* **BRIEF**
Leave out any picture and return the remaining listing below exactly as given.

--- BEGIN PROVIDED DATA ---

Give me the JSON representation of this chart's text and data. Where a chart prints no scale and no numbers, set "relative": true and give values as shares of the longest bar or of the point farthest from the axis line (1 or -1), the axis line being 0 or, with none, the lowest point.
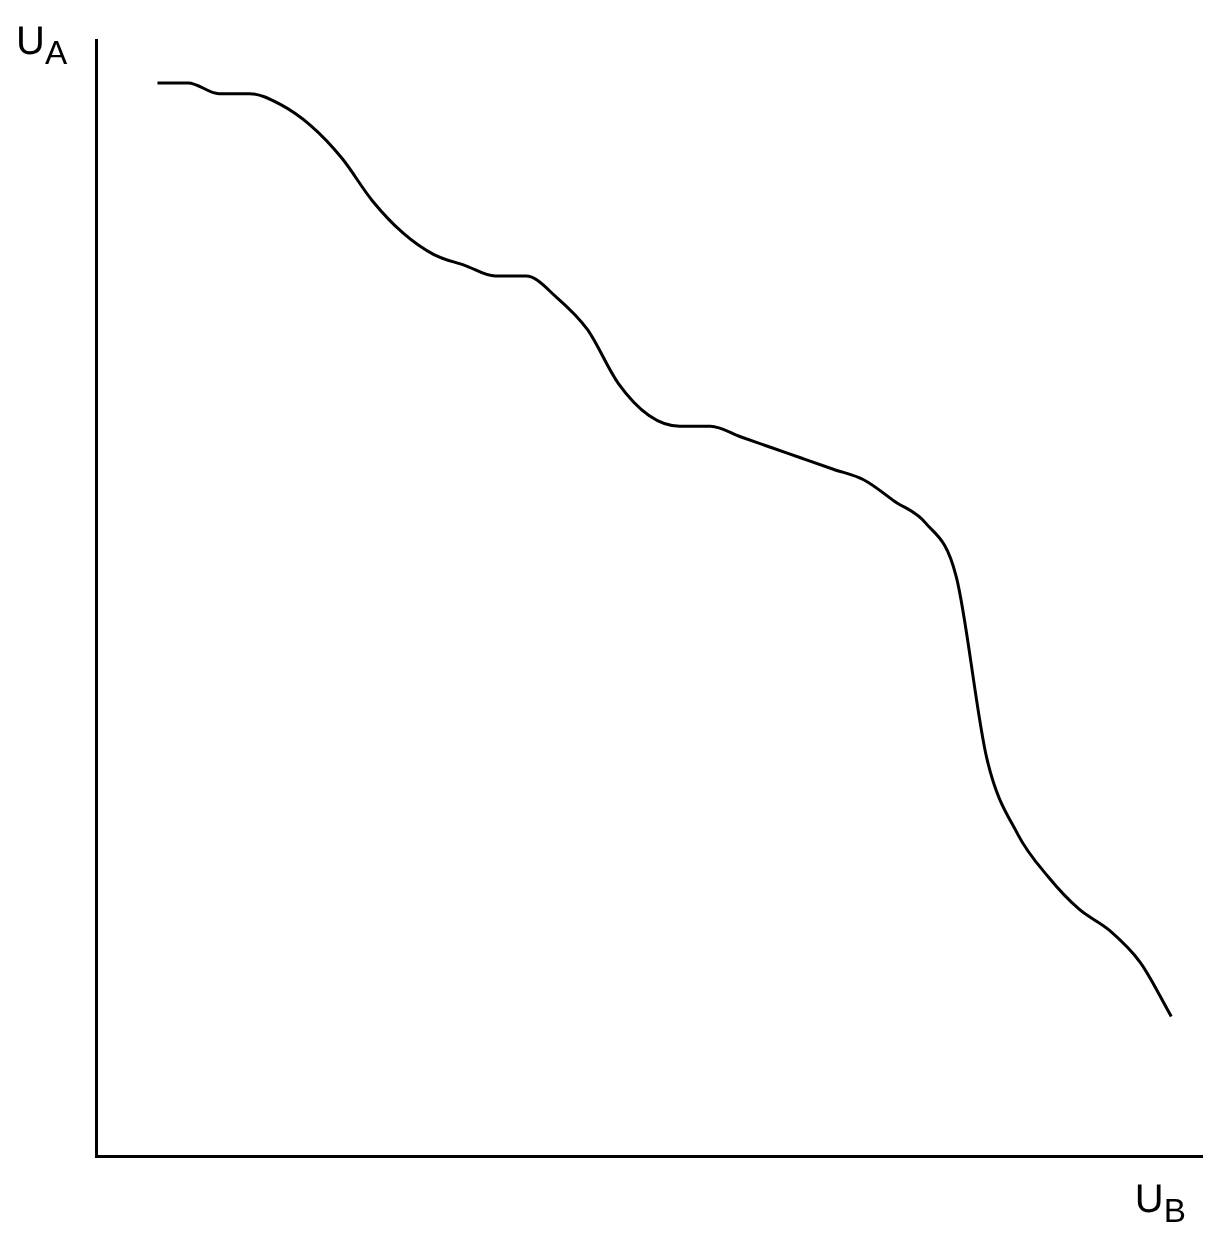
{
  "chart_data": {
    "type": "line",
    "xlabel": "U$_{B}$",
    "ylabel": "U$_{A}$",
    "relative": true,
    "grid": false,
    "legend": false,
    "marker": "none",
    "line_style": "solid",
    "categories": [
      null,
      null,
      null,
      null,
      null,
      null,
      null,
      null,
      null,
      null,
      null,
      null,
      null,
      null,
      null,
      null,
      null,
      null,
      null,
      null,
      null,
      null,
      null,
      null,
      null,
      null,
      null,
      null,
      null,
      null,
      null,
      null,
      null,
      null,
      null,
      null,
      null
    ],
    "series": [
      {
        "color": "#000000",
        "values": [
          null,
          null,
          1.0,
          1.0,
          0.99,
          0.99,
          0.98,
          0.96,
          0.93,
          0.89,
          0.86,
          0.84,
          0.83,
          0.82,
          0.82,
          0.8,
          0.77,
          0.72,
          0.69,
          0.68,
          0.68,
          0.67,
          0.66,
          0.65,
          0.64,
          0.63,
          0.61,
          0.59,
          0.54,
          0.37,
          0.3,
          0.26,
          0.23,
          0.21,
          0.18,
          0.13,
          null
        ]
      }
    ]
  }
}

--- END PROVIDED DATA ---

* **FULL RESPONSE**
Give me the JSON representation of this chart's text and data. Where a chart prints no scale and no numbers, set "relative": true and give values as shares of the longest bar or of the point farthest from the axis line (1 or -1), the axis line being 0 or, with none, the lowest point.
{
  "chart_data": {
    "type": "line",
    "xlabel": "U$_{B}$",
    "ylabel": "U$_{A}$",
    "relative": true,
    "grid": false,
    "legend": false,
    "marker": "none",
    "line_style": "solid",
    "categories": [
      null,
      null,
      null,
      null,
      null,
      null,
      null,
      null,
      null,
      null,
      null,
      null,
      null,
      null,
      null,
      null,
      null,
      null,
      null,
      null,
      null,
      null,
      null,
      null,
      null,
      null,
      null,
      null,
      null,
      null,
      null,
      null,
      null,
      null,
      null,
      null,
      null
    ],
    "series": [
      {
        "color": "#000000",
        "values": [
          null,
          null,
          1.0,
          1.0,
          0.99,
          0.99,
          0.98,
          0.96,
          0.93,
          0.89,
          0.86,
          0.84,
          0.83,
          0.82,
          0.82,
          0.8,
          0.77,
          0.72,
          0.69,
          0.68,
          0.68,
          0.67,
          0.66,
          0.65,
          0.64,
          0.63,
          0.61,
          0.59,
          0.54,
          0.37,
          0.3,
          0.26,
          0.23,
          0.21,
          0.18,
          0.13,
          null
        ]
      }
    ]
  }
}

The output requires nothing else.